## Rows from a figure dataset
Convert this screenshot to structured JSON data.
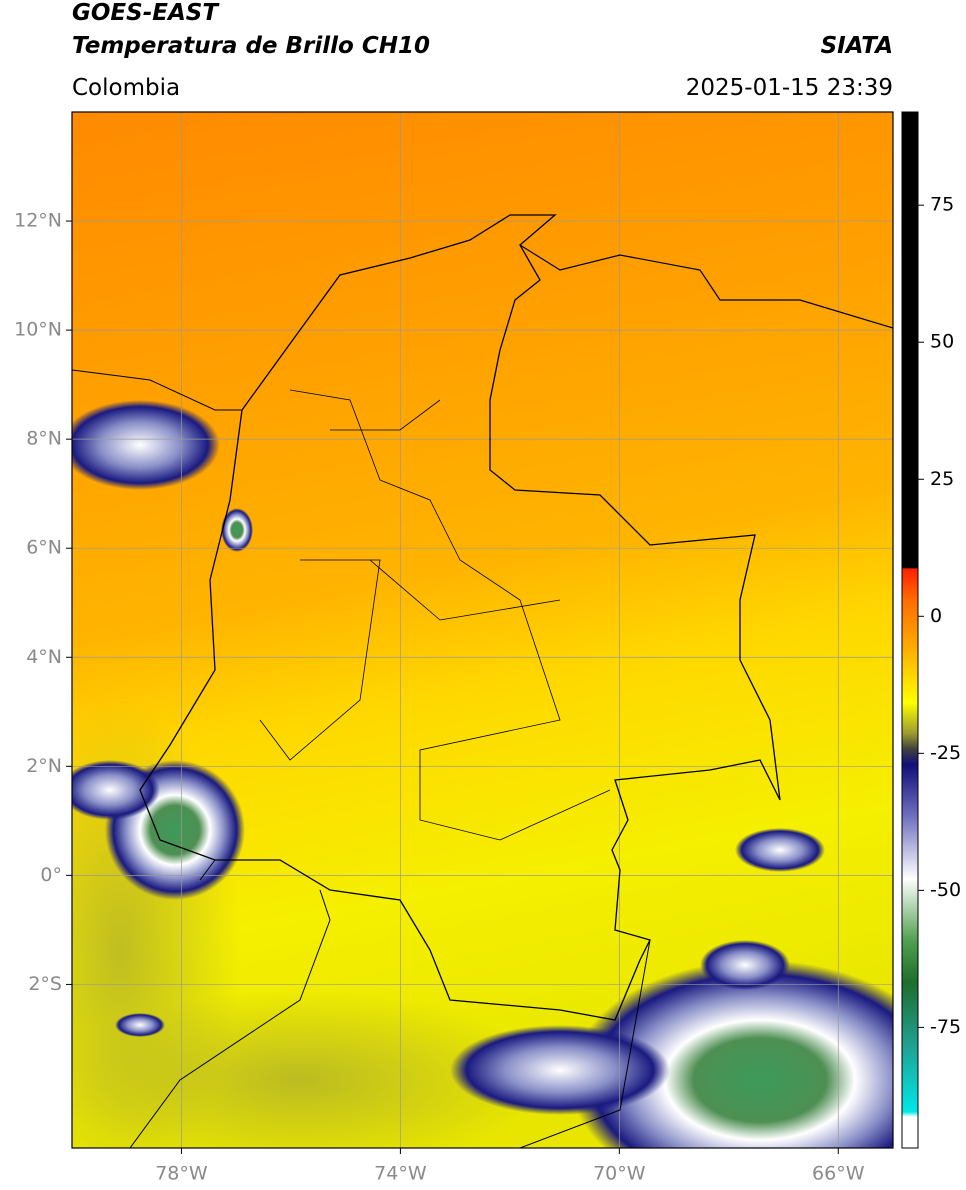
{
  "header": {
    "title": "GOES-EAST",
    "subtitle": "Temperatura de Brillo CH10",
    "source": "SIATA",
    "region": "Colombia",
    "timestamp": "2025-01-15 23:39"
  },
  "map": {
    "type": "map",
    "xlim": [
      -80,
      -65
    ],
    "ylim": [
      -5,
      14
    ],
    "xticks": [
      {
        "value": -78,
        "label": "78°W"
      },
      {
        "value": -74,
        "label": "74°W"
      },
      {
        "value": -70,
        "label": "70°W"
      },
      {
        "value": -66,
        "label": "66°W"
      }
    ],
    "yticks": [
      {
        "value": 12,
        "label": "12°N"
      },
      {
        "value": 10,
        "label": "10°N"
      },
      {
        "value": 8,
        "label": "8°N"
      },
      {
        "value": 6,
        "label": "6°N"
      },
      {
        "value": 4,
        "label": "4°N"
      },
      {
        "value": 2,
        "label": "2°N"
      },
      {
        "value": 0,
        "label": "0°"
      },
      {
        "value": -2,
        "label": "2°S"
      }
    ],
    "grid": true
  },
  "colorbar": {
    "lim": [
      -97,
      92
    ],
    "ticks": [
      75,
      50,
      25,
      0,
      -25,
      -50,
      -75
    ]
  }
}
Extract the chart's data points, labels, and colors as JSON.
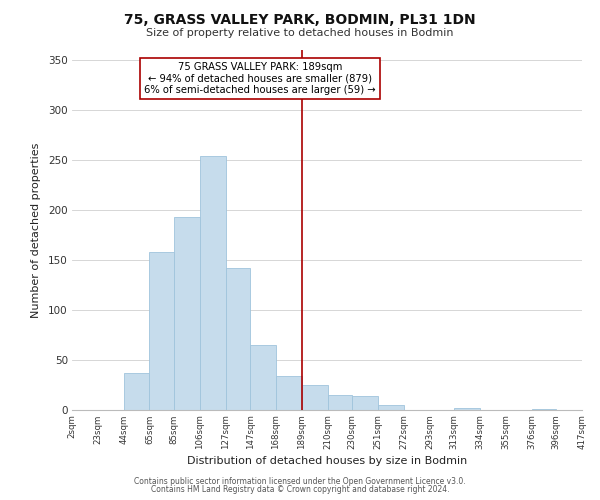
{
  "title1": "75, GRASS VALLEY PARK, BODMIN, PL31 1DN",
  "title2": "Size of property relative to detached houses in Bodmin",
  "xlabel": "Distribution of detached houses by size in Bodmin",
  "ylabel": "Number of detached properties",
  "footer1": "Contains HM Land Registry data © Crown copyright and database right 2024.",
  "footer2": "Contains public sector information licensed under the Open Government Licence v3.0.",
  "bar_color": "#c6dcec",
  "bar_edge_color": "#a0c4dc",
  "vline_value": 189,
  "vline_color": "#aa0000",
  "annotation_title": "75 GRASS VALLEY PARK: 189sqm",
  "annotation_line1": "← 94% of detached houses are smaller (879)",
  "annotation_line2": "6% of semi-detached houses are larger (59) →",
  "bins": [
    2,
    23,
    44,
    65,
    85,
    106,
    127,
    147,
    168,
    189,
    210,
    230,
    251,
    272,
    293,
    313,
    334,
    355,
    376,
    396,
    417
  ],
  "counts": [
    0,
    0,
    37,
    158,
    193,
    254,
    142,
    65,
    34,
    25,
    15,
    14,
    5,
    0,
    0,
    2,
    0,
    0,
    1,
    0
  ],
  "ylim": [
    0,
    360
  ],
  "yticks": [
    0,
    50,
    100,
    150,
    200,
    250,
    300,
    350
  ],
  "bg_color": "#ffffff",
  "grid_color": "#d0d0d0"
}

...

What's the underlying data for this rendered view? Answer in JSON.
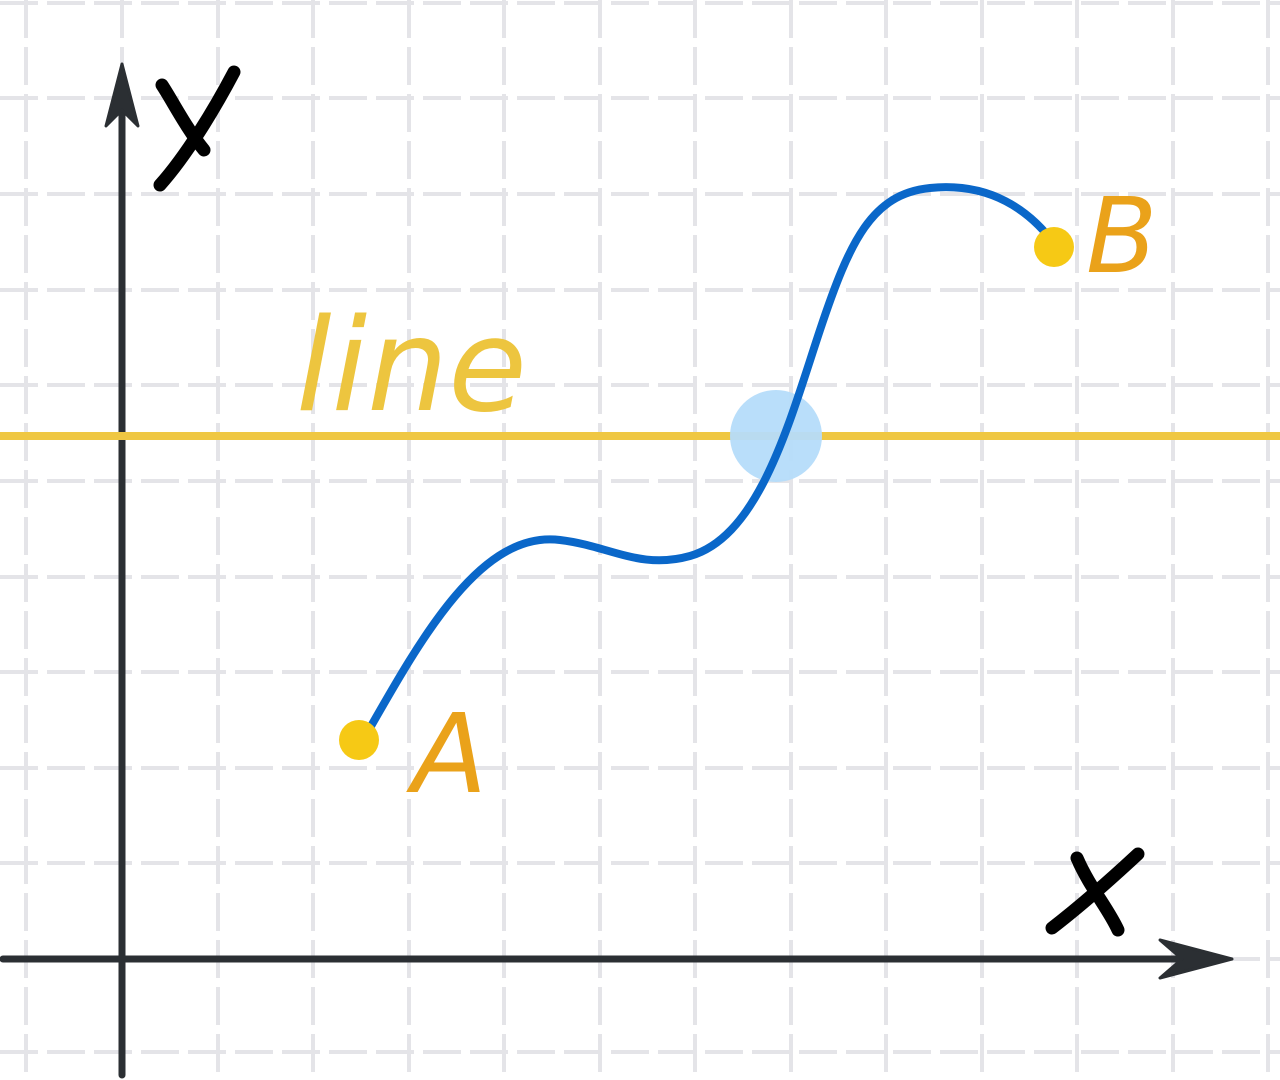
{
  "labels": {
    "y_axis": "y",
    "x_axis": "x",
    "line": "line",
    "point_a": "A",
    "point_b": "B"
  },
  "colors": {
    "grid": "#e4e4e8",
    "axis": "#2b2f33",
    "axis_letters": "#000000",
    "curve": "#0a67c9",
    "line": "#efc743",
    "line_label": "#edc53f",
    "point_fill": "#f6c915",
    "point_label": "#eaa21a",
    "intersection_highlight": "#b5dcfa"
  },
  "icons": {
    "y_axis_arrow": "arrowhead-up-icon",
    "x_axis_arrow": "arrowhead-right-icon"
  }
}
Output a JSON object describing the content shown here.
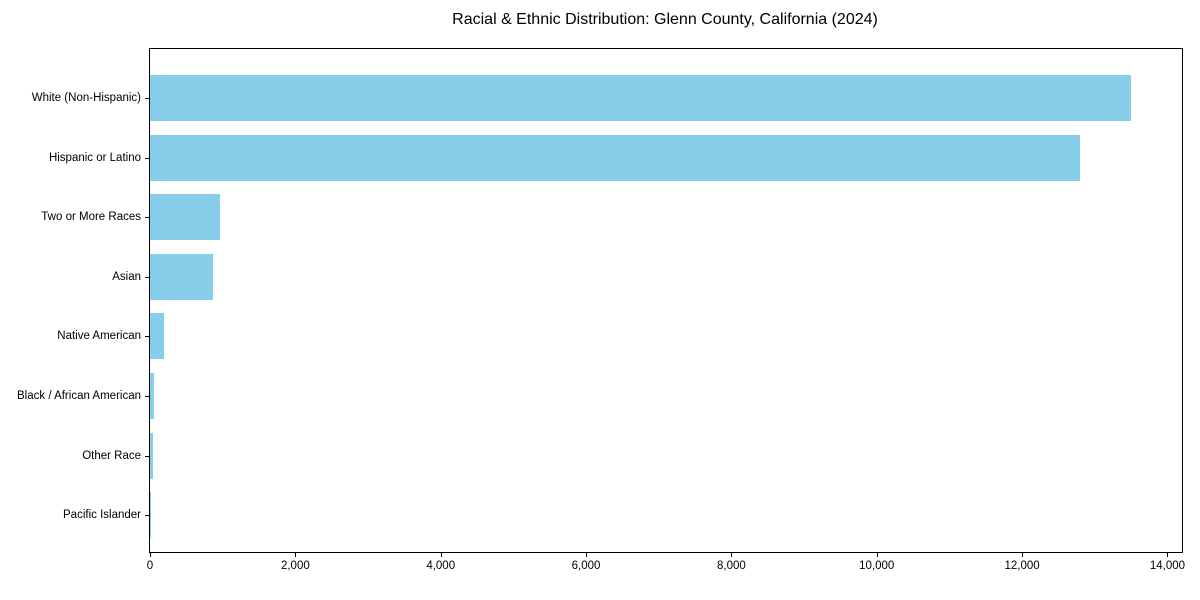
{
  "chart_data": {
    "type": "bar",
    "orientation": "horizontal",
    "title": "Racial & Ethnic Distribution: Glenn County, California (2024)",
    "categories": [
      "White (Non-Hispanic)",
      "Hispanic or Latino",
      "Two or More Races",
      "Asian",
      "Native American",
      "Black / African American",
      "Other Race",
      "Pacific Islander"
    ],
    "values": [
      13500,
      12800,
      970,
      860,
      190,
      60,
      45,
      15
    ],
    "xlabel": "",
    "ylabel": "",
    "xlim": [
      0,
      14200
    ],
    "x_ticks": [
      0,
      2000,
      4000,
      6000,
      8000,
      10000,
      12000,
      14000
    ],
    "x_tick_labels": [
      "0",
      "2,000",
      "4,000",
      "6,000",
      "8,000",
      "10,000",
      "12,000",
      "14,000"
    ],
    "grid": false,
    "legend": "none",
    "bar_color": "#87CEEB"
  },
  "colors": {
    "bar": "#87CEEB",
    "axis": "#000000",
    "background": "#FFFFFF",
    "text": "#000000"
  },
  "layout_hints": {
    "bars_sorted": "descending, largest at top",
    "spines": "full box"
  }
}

...

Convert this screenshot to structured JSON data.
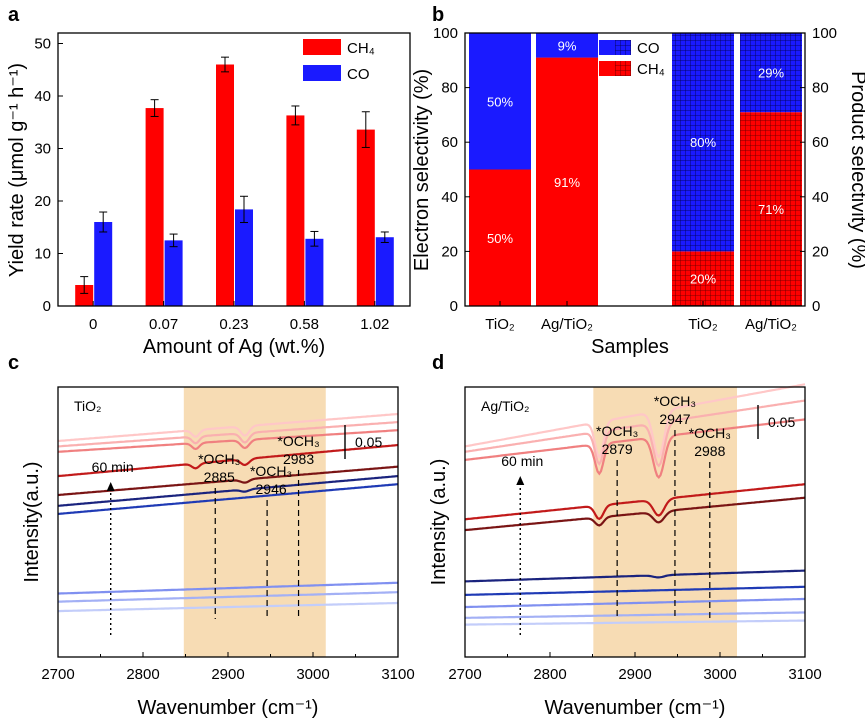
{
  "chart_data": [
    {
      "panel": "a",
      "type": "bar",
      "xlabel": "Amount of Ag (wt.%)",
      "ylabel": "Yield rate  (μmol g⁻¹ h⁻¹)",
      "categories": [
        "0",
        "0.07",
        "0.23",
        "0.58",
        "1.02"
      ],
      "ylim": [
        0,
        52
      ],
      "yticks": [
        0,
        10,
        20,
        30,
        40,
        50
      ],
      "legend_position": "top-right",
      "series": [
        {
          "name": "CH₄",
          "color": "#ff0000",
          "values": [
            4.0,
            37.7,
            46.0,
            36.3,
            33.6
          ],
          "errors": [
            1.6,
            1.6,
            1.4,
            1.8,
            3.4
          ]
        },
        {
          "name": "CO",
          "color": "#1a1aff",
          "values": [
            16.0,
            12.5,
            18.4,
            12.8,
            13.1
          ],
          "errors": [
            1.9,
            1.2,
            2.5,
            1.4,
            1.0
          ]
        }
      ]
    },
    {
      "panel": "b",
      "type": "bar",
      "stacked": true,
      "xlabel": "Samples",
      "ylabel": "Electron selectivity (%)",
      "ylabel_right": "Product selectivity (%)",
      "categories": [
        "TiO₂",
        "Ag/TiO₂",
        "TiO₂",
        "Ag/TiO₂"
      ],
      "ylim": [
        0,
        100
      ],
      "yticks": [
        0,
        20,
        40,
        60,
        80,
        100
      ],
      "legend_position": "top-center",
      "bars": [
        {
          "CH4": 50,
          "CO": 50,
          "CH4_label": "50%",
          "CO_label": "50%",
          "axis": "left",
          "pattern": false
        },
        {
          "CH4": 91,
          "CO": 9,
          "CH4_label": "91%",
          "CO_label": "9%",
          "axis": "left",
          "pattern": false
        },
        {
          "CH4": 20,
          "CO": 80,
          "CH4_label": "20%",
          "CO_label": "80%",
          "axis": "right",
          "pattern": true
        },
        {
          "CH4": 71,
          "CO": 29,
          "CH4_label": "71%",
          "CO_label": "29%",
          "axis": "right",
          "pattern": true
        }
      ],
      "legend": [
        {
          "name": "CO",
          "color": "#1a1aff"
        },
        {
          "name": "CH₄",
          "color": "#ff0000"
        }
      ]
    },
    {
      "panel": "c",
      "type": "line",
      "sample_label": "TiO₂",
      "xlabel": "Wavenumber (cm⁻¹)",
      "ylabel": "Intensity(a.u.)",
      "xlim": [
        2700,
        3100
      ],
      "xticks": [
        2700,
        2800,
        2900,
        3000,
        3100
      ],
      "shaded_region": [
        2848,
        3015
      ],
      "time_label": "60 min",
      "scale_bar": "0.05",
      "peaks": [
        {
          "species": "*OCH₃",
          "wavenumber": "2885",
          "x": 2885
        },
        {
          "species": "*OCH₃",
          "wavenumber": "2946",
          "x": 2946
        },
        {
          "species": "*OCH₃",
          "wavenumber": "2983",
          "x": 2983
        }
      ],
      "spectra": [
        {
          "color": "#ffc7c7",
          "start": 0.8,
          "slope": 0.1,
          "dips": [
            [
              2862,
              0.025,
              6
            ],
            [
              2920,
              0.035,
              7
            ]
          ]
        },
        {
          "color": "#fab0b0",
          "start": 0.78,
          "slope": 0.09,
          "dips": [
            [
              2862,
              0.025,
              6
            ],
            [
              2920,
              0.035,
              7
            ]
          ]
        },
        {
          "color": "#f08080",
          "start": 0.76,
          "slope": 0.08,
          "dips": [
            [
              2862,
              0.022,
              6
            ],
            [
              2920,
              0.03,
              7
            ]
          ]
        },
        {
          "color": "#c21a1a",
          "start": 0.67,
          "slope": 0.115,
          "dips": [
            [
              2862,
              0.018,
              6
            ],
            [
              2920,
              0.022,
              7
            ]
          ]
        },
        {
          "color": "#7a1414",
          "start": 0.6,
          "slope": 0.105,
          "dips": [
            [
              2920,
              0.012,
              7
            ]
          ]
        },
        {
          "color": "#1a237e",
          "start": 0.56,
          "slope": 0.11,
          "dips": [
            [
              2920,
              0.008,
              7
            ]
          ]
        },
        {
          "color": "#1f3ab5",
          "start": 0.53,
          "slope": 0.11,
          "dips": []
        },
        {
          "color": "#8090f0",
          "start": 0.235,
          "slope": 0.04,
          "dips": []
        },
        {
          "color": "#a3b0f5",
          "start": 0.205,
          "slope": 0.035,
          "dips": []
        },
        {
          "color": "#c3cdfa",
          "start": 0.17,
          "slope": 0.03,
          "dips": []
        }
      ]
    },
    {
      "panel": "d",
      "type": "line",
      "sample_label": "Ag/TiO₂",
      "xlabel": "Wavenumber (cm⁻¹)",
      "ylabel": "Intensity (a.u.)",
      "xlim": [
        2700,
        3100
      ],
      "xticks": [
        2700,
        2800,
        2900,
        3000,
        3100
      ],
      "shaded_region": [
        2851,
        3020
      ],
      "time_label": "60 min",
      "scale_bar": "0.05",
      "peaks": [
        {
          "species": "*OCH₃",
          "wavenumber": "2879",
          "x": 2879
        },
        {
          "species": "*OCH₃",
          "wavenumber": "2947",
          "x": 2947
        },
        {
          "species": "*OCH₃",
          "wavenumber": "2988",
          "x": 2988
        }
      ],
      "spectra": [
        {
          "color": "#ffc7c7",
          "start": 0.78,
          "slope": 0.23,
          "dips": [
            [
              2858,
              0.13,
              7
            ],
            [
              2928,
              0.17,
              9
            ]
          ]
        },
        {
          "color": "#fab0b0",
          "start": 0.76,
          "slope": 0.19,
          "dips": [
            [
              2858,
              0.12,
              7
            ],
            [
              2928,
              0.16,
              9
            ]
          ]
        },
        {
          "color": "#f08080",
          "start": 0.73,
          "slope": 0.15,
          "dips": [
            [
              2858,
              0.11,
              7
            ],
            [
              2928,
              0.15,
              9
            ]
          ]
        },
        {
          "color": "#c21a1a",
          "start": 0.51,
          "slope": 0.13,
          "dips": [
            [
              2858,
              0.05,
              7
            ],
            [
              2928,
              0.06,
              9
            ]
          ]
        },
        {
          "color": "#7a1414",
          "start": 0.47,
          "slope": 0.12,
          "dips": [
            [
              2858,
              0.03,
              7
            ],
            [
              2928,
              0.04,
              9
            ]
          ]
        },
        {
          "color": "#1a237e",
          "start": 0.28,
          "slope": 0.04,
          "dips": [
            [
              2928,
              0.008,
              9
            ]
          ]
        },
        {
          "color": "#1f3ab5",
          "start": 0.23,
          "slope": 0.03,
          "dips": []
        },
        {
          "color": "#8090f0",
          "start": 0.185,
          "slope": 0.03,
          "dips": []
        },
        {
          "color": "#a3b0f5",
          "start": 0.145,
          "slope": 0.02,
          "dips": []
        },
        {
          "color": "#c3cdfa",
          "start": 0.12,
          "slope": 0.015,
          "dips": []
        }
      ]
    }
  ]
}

## Exercise prompt
Go through the listing above and locate each line that holds the word "TiO₂". Copy those lines.

## Exercise answer
        "TiO₂",
        "Ag/TiO₂",
        "TiO₂",
        "Ag/TiO₂"
      "sample_label": "TiO₂",
      "sample_label": "Ag/TiO₂",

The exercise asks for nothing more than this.